WHAT IS NEEDED
State how many lines include "强化学习", giving the number by itself.

RECORD EXTRACTS
————————

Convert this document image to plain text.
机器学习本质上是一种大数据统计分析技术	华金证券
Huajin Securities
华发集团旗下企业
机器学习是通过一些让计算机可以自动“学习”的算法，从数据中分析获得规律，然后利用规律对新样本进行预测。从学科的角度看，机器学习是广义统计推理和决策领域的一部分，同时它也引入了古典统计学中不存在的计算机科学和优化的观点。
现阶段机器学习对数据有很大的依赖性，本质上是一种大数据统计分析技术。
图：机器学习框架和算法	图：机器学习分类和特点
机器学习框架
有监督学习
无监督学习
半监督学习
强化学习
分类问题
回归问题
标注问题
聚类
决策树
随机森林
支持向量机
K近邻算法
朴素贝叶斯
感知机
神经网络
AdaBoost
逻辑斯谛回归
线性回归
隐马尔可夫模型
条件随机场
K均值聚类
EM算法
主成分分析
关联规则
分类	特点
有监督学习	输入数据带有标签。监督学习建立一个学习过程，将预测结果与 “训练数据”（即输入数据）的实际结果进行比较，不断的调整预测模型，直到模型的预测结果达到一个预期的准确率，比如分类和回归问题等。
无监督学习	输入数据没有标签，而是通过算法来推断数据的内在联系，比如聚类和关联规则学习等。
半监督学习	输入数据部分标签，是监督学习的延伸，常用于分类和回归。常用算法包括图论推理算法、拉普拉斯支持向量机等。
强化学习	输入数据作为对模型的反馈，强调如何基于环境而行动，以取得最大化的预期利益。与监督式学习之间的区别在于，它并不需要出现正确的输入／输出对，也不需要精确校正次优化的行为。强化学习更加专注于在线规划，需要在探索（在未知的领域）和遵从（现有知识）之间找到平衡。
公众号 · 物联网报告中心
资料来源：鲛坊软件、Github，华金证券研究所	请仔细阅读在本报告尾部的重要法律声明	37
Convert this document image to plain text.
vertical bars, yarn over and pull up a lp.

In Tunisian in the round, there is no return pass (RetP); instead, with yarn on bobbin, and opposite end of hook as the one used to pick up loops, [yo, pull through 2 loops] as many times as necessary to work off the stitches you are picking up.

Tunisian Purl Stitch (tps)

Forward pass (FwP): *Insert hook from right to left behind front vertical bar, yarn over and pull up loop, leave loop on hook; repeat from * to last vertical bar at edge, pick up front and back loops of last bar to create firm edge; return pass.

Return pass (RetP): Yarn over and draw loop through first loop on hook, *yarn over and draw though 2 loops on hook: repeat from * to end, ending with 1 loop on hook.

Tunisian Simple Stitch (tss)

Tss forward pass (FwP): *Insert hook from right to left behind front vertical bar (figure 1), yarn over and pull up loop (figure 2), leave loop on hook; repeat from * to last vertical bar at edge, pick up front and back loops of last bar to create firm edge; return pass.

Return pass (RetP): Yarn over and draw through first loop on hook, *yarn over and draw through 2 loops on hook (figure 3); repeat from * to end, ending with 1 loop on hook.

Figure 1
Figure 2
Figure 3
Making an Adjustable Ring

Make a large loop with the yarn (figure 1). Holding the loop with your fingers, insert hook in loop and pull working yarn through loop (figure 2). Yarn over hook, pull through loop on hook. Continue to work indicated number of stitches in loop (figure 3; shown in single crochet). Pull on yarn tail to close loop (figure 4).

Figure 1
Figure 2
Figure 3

————————

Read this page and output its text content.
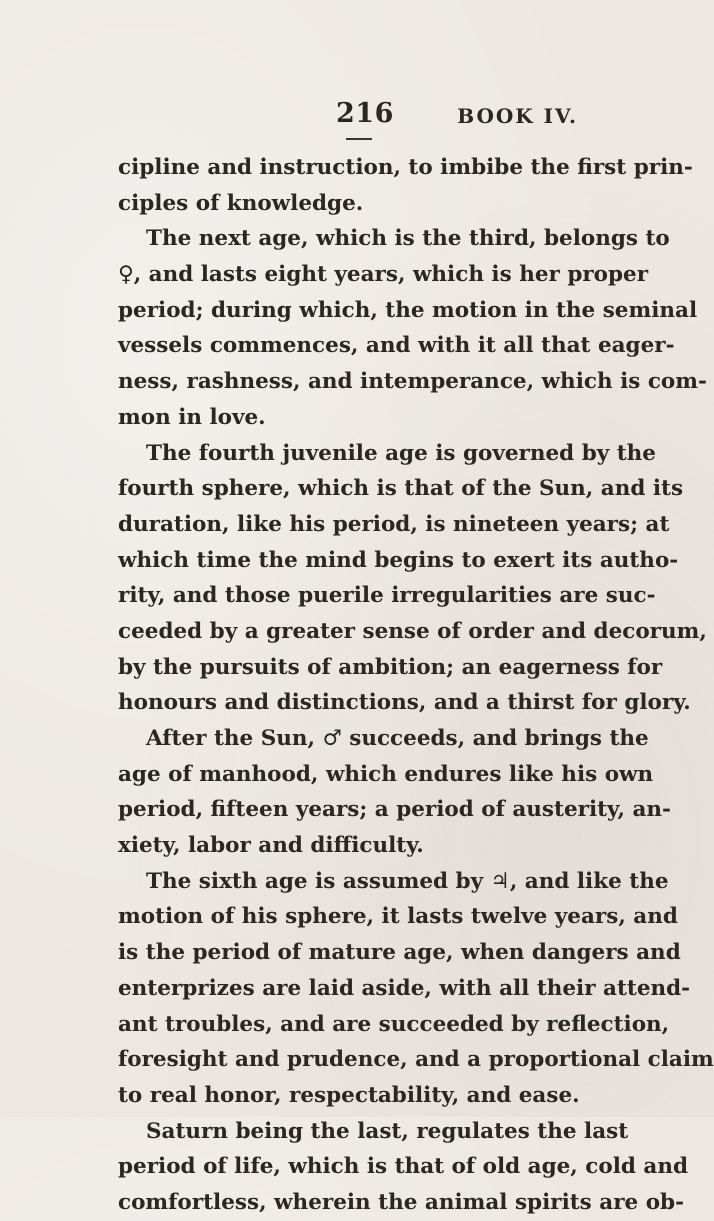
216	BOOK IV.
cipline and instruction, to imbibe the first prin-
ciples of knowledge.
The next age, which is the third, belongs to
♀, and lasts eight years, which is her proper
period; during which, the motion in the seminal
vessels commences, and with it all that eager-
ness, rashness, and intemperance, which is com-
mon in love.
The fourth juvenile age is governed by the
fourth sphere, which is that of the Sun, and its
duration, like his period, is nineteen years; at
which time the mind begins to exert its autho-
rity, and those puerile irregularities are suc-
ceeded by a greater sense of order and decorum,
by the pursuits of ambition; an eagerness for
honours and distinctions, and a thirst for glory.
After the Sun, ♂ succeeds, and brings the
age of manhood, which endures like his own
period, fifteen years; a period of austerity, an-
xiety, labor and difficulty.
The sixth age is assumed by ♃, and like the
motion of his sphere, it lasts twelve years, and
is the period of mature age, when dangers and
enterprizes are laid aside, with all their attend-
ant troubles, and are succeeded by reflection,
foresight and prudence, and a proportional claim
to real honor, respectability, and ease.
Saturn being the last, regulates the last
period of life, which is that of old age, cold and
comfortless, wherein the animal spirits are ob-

————————

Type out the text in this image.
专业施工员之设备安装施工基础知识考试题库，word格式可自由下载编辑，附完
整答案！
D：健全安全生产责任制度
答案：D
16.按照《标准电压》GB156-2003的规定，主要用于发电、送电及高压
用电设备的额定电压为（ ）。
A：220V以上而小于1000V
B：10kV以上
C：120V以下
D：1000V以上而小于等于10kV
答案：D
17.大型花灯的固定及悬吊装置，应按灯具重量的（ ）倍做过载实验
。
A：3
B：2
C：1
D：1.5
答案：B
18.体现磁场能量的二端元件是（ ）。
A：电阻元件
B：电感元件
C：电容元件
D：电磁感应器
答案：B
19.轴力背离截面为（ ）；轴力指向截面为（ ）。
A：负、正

————————

FINAL RESULT
2